(Dataset items)
=====

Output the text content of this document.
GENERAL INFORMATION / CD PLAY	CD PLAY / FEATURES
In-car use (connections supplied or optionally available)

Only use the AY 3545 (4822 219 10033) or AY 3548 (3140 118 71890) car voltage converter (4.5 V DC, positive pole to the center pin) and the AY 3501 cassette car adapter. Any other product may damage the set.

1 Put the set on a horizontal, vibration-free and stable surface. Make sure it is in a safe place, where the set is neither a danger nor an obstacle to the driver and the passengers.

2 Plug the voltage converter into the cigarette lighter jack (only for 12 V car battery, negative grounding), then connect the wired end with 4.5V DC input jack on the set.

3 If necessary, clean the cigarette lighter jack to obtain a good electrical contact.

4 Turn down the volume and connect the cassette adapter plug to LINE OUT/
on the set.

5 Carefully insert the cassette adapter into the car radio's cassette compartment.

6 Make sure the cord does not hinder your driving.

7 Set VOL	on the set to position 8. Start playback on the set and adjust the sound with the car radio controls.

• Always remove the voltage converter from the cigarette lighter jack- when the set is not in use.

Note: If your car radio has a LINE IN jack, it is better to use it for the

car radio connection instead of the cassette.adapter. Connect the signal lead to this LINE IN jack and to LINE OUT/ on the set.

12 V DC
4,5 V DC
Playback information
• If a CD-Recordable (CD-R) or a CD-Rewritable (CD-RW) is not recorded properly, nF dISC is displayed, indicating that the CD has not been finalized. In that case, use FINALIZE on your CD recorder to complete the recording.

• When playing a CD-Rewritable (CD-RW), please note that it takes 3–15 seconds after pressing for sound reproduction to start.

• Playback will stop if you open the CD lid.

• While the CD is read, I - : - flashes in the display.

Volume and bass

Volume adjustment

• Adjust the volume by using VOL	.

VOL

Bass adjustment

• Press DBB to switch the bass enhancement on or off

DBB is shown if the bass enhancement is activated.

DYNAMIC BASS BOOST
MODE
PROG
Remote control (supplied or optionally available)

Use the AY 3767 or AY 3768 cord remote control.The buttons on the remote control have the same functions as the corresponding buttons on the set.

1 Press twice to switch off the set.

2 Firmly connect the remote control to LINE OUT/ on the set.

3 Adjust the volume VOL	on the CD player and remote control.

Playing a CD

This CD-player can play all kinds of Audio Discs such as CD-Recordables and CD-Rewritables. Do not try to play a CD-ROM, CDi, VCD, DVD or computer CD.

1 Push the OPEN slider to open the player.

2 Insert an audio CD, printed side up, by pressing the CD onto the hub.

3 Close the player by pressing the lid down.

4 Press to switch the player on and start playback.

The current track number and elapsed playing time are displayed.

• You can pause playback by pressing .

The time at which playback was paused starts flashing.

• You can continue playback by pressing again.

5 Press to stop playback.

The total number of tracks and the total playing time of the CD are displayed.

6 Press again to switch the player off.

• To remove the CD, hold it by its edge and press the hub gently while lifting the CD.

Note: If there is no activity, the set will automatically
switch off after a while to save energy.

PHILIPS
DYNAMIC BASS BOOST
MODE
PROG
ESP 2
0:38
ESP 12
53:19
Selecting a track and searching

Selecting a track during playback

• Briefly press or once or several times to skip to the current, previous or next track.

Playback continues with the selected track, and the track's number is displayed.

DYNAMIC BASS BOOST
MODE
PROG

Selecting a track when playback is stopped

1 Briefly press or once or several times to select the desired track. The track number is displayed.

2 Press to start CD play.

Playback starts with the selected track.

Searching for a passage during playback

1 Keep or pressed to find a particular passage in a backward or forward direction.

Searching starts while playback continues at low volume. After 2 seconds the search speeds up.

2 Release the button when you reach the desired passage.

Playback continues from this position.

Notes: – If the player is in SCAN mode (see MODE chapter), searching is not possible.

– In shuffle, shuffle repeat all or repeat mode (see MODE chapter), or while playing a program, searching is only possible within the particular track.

=====

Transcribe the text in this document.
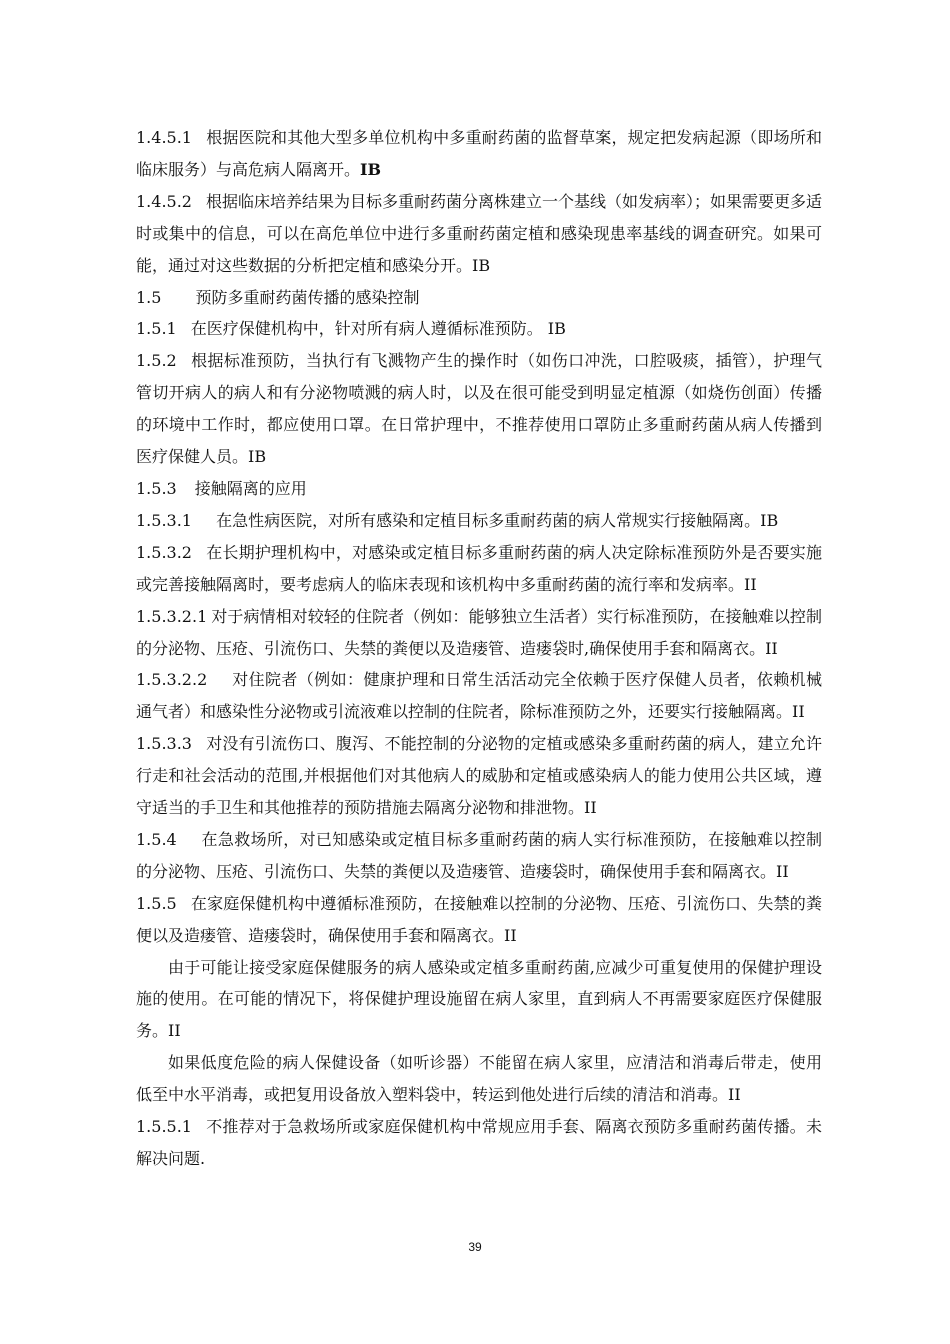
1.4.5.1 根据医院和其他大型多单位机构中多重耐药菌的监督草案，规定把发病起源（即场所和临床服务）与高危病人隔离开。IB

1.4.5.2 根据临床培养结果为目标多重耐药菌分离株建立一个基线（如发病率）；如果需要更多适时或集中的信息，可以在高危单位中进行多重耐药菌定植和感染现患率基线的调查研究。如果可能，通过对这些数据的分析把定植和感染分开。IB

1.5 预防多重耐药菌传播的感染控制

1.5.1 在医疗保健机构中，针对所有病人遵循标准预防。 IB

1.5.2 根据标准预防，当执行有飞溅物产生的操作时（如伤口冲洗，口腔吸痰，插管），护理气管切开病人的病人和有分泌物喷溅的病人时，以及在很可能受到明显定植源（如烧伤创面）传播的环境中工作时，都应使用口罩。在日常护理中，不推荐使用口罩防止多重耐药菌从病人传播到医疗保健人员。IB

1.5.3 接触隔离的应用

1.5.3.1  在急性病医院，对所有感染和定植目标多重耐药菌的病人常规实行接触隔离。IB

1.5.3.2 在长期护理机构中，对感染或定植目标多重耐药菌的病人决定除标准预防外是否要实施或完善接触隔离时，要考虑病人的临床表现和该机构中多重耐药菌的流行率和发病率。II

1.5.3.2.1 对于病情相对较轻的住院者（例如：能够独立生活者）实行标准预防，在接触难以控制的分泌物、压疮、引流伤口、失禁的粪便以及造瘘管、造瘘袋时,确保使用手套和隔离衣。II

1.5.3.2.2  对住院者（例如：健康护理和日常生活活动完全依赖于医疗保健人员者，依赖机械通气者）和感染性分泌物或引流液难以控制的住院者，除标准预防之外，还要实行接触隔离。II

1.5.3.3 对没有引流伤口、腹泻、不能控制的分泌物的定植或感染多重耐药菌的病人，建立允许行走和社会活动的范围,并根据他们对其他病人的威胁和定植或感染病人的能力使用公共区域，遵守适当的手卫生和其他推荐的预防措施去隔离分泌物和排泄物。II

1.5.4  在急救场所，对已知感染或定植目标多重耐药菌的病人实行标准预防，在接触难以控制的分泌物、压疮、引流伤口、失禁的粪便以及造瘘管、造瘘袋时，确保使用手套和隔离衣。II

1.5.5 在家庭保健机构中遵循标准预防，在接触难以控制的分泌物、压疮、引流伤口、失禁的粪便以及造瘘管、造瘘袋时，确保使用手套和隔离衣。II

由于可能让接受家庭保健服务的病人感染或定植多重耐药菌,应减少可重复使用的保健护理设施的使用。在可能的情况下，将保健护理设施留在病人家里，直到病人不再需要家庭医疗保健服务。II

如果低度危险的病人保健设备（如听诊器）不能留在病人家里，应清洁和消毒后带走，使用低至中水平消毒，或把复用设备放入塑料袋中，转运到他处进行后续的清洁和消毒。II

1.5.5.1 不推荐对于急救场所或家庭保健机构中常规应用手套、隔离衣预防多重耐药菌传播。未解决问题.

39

=====

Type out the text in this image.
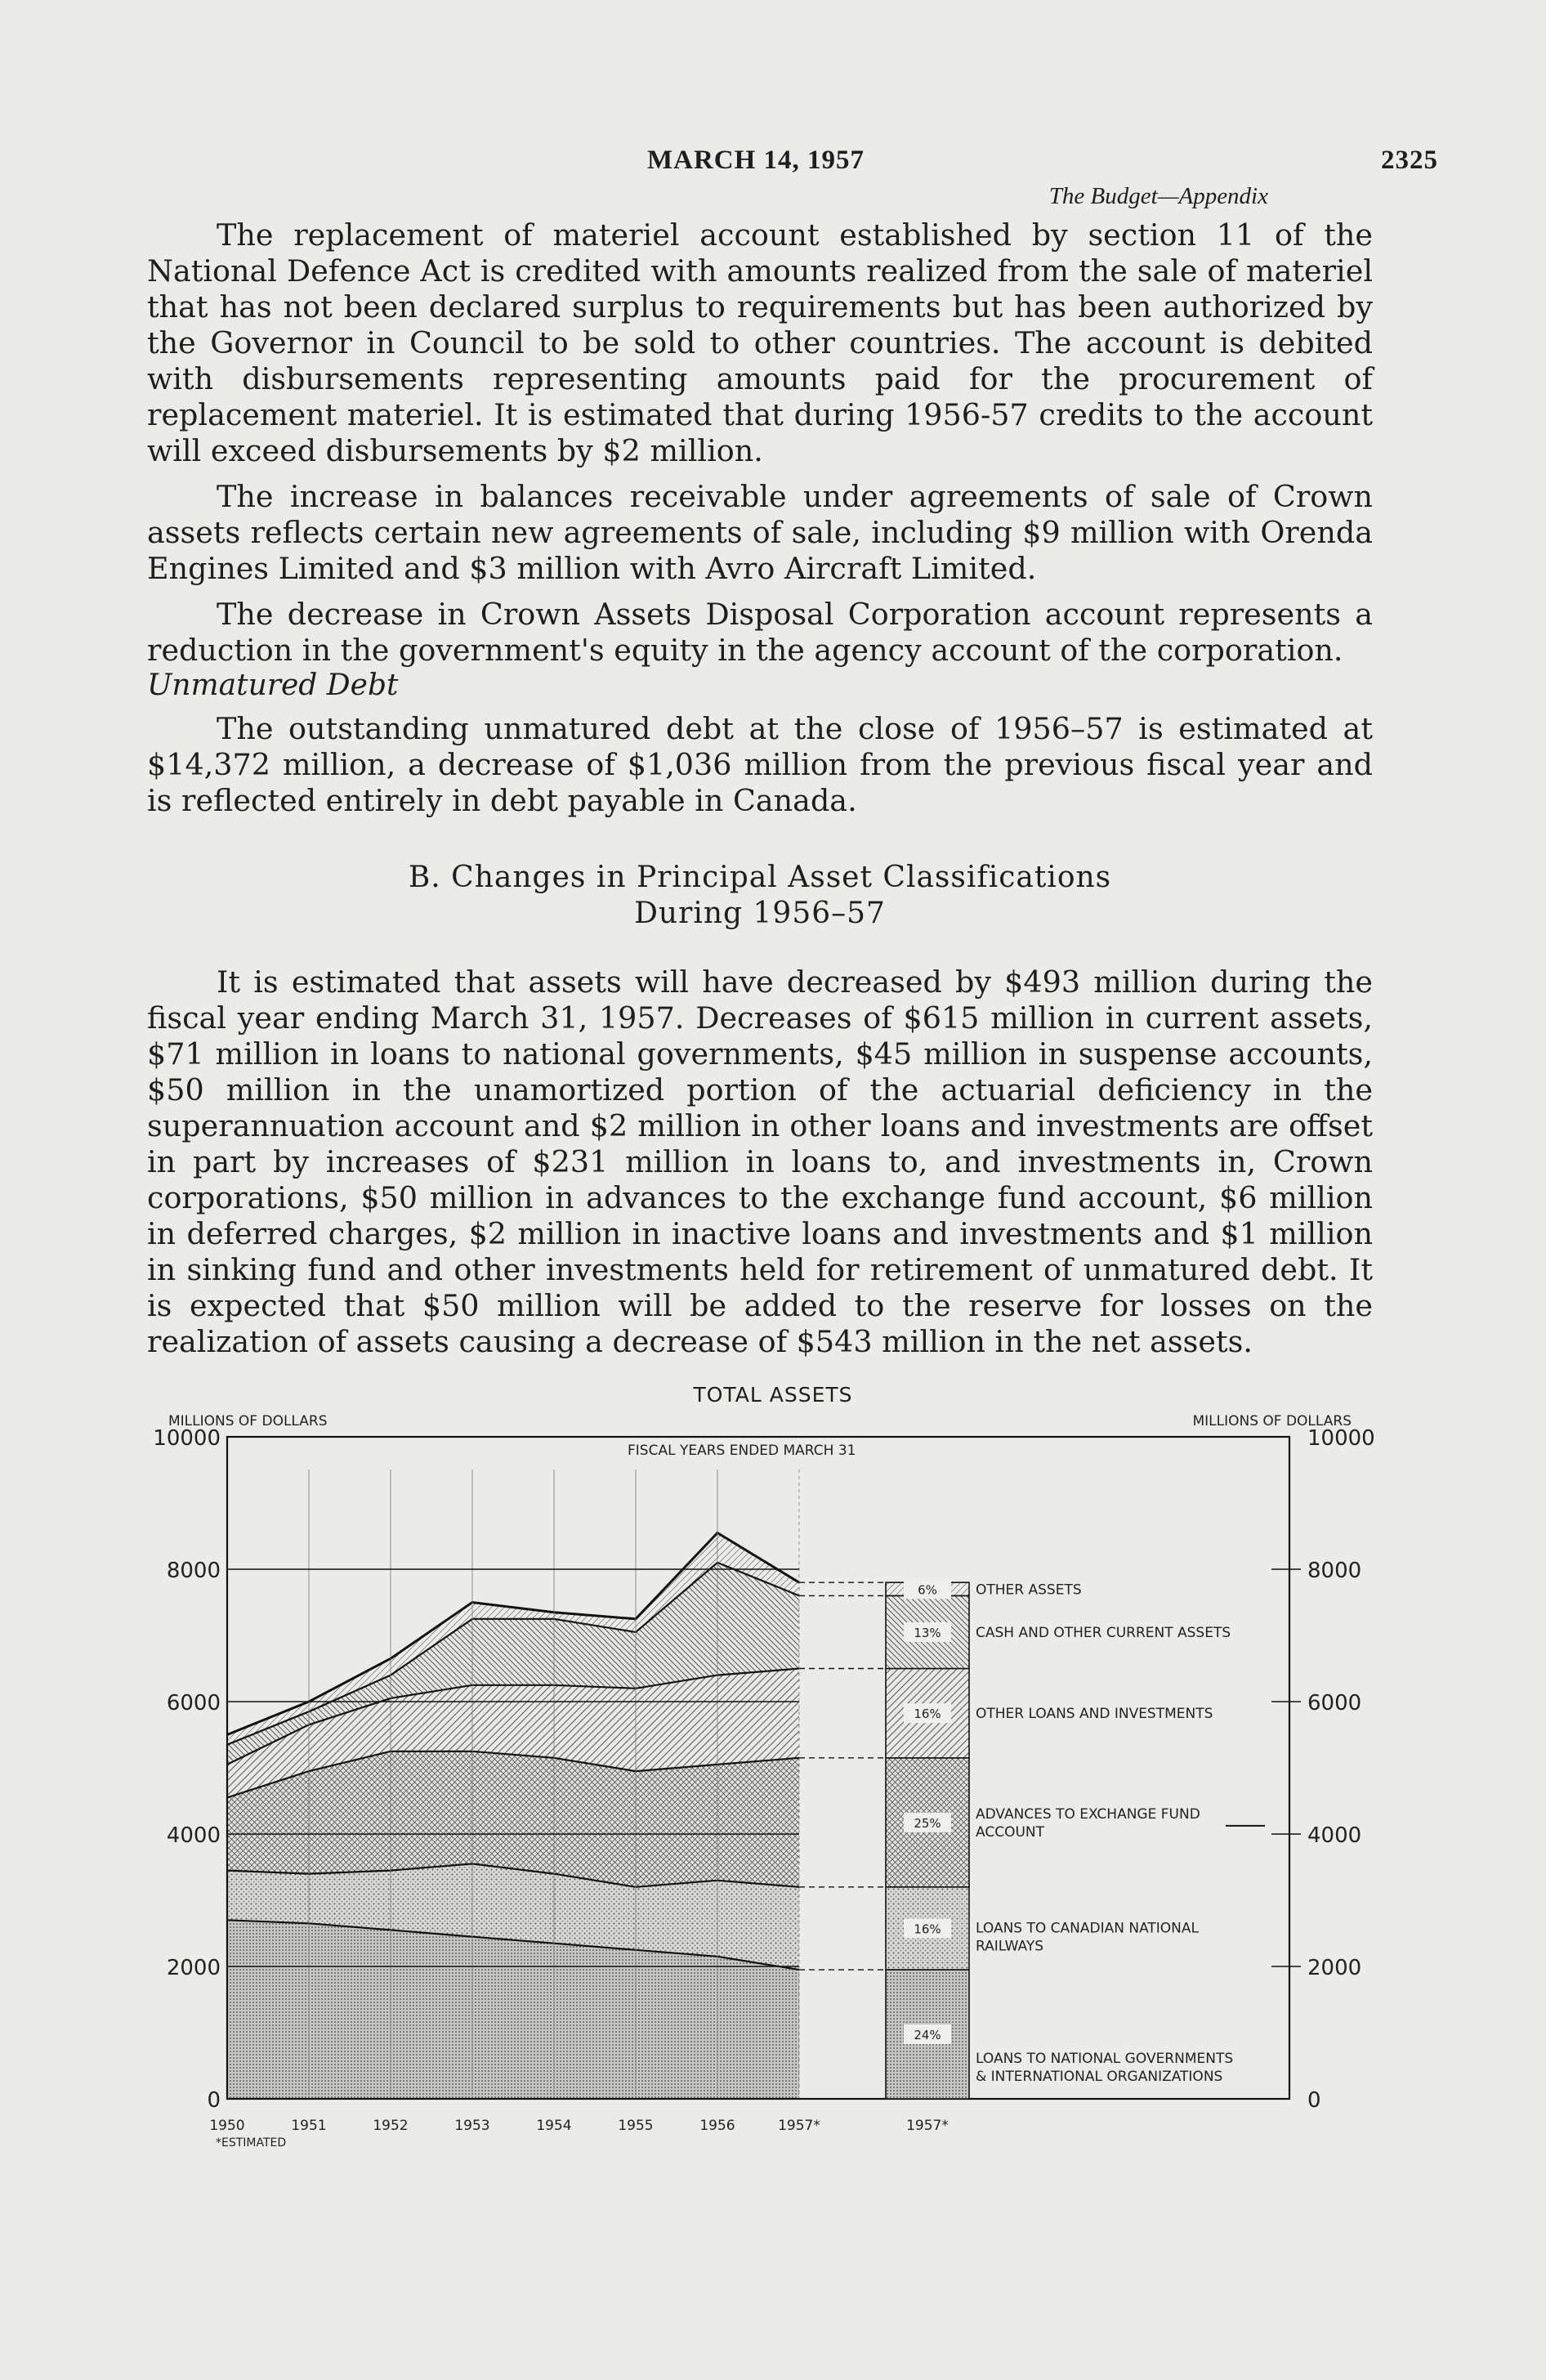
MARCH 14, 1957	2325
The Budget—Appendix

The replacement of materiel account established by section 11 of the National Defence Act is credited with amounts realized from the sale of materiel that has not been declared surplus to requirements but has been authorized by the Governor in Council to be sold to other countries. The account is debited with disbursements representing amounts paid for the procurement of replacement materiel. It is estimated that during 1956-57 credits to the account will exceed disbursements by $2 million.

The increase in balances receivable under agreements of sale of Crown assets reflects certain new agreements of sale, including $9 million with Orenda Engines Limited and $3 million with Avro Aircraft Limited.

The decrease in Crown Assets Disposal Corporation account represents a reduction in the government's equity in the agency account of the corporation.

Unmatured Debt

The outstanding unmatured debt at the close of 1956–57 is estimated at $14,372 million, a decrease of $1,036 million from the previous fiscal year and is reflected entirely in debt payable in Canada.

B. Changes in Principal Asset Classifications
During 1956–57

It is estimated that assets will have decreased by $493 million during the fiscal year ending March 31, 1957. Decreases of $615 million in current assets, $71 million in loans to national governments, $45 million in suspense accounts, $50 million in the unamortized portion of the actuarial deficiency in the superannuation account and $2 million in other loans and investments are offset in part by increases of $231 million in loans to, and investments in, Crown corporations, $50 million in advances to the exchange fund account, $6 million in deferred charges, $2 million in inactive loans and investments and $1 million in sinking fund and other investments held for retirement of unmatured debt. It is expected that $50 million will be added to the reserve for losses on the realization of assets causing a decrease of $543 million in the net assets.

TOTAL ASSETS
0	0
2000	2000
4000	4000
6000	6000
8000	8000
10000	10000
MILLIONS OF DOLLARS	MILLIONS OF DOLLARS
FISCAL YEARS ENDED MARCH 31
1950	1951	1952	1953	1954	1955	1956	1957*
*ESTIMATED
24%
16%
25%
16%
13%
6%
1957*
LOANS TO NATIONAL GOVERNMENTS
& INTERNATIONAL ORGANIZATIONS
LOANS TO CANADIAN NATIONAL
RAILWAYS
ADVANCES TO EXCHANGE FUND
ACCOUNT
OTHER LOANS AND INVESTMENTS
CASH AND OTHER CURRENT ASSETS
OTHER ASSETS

=====

WHAT THE TASK ASKS
Every line of the records that includes the word "open" should be gathered.

EXERCISE RESPONSE
• Playback will stop if you open the CD lid.
1 Push the OPEN slider to open the player.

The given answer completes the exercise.